■ GIVEN EXERCISE ■
Word for word, restate every line of the material.

======== RECORDED INFORMATION

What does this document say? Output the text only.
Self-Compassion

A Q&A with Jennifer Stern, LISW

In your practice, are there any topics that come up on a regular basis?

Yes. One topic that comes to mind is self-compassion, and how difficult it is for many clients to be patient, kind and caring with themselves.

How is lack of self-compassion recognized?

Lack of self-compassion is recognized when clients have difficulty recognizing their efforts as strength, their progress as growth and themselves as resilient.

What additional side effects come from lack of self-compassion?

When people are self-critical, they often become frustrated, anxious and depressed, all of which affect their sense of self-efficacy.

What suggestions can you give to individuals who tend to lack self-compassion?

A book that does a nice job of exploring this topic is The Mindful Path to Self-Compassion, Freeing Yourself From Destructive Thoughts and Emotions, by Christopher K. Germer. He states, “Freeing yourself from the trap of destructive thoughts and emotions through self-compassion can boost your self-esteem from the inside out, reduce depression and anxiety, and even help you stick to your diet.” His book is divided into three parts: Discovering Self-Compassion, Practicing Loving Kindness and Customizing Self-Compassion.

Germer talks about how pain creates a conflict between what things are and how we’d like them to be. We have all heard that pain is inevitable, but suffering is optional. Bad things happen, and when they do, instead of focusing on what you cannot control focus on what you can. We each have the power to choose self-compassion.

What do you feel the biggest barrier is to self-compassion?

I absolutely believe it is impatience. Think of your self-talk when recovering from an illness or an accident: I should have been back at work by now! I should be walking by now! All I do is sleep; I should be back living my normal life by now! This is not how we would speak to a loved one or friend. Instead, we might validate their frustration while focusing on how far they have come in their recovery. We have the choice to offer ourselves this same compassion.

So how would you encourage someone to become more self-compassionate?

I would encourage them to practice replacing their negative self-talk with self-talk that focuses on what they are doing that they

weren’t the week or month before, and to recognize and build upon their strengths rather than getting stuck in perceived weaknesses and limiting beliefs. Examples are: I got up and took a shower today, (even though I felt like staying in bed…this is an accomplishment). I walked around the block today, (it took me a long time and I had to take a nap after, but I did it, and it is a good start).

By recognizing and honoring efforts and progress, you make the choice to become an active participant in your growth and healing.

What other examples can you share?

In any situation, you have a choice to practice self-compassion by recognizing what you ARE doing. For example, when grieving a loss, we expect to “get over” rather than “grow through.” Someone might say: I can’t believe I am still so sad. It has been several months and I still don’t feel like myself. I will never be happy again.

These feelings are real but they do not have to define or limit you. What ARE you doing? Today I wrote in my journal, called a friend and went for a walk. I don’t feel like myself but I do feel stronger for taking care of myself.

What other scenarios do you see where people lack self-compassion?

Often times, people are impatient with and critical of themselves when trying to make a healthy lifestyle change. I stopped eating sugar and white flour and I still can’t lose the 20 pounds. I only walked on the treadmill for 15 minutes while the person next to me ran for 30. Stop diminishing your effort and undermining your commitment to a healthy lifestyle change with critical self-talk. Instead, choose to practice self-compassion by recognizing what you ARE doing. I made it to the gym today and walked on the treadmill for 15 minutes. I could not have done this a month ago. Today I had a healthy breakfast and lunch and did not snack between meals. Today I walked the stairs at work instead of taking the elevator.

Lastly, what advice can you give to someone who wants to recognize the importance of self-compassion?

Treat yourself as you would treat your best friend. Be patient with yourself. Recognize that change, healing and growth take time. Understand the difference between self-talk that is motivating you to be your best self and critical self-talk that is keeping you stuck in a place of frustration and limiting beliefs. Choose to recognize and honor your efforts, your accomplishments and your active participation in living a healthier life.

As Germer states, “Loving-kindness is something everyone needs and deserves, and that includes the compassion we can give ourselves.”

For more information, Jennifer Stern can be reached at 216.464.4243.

================

■ OUTPUT FOR THIS TASK ■
What does this document say? Output the text only.
Self-Compassion

A Q&A with Jennifer Stern, LISW

In your practice, are there any topics that come up on a regular basis?

Yes. One topic that comes to mind is self-compassion, and how difficult it is for many clients to be patient, kind and caring with themselves.

How is lack of self-compassion recognized?

Lack of self-compassion is recognized when clients have difficulty recognizing their efforts as strength, their progress as growth and themselves as resilient.

What additional side effects come from lack of self-compassion?

When people are self-critical, they often become frustrated, anxious and depressed, all of which affect their sense of self-efficacy.

What suggestions can you give to individuals who tend to lack self-compassion?

A book that does a nice job of exploring this topic is The Mindful Path to Self-Compassion, Freeing Yourself From Destructive Thoughts and Emotions, by Christopher K. Germer. He states, “Freeing yourself from the trap of destructive thoughts and emotions through self-compassion can boost your self-esteem from the inside out, reduce depression and anxiety, and even help you stick to your diet.” His book is divided into three parts: Discovering Self-Compassion, Practicing Loving Kindness and Customizing Self-Compassion.

Germer talks about how pain creates a conflict between what things are and how we’d like them to be. We have all heard that pain is inevitable, but suffering is optional. Bad things happen, and when they do, instead of focusing on what you cannot control focus on what you can. We each have the power to choose self-compassion.

What do you feel the biggest barrier is to self-compassion?

I absolutely believe it is impatience. Think of your self-talk when recovering from an illness or an accident: I should have been back at work by now! I should be walking by now! All I do is sleep; I should be back living my normal life by now! This is not how we would speak to a loved one or friend. Instead, we might validate their frustration while focusing on how far they have come in their recovery. We have the choice to offer ourselves this same compassion.

So how would you encourage someone to become more self-compassionate?

I would encourage them to practice replacing their negative self-talk with self-talk that focuses on what they are doing that they

weren’t the week or month before, and to recognize and build upon their strengths rather than getting stuck in perceived weaknesses and limiting beliefs. Examples are: I got up and took a shower today, (even though I felt like staying in bed…this is an accomplishment). I walked around the block today, (it took me a long time and I had to take a nap after, but I did it, and it is a good start).

By recognizing and honoring efforts and progress, you make the choice to become an active participant in your growth and healing.

What other examples can you share?

In any situation, you have a choice to practice self-compassion by recognizing what you ARE doing. For example, when grieving a loss, we expect to “get over” rather than “grow through.” Someone might say: I can’t believe I am still so sad. It has been several months and I still don’t feel like myself. I will never be happy again.

These feelings are real but they do not have to define or limit you. What ARE you doing? Today I wrote in my journal, called a friend and went for a walk. I don’t feel like myself but I do feel stronger for taking care of myself.

What other scenarios do you see where people lack self-compassion?

Often times, people are impatient with and critical of themselves when trying to make a healthy lifestyle change. I stopped eating sugar and white flour and I still can’t lose the 20 pounds. I only walked on the treadmill for 15 minutes while the person next to me ran for 30. Stop diminishing your effort and undermining your commitment to a healthy lifestyle change with critical self-talk. Instead, choose to practice self-compassion by recognizing what you ARE doing. I made it to the gym today and walked on the treadmill for 15 minutes. I could not have done this a month ago. Today I had a healthy breakfast and lunch and did not snack between meals. Today I walked the stairs at work instead of taking the elevator.

Lastly, what advice can you give to someone who wants to recognize the importance of self-compassion?

Treat yourself as you would treat your best friend. Be patient with yourself. Recognize that change, healing and growth take time. Understand the difference between self-talk that is motivating you to be your best self and critical self-talk that is keeping you stuck in a place of frustration and limiting beliefs. Choose to recognize and honor your efforts, your accomplishments and your active participation in living a healthier life.

As Germer states, “Loving-kindness is something everyone needs and deserves, and that includes the compassion we can give ourselves.”

For more information, Jennifer Stern can be reached at 216.464.4243.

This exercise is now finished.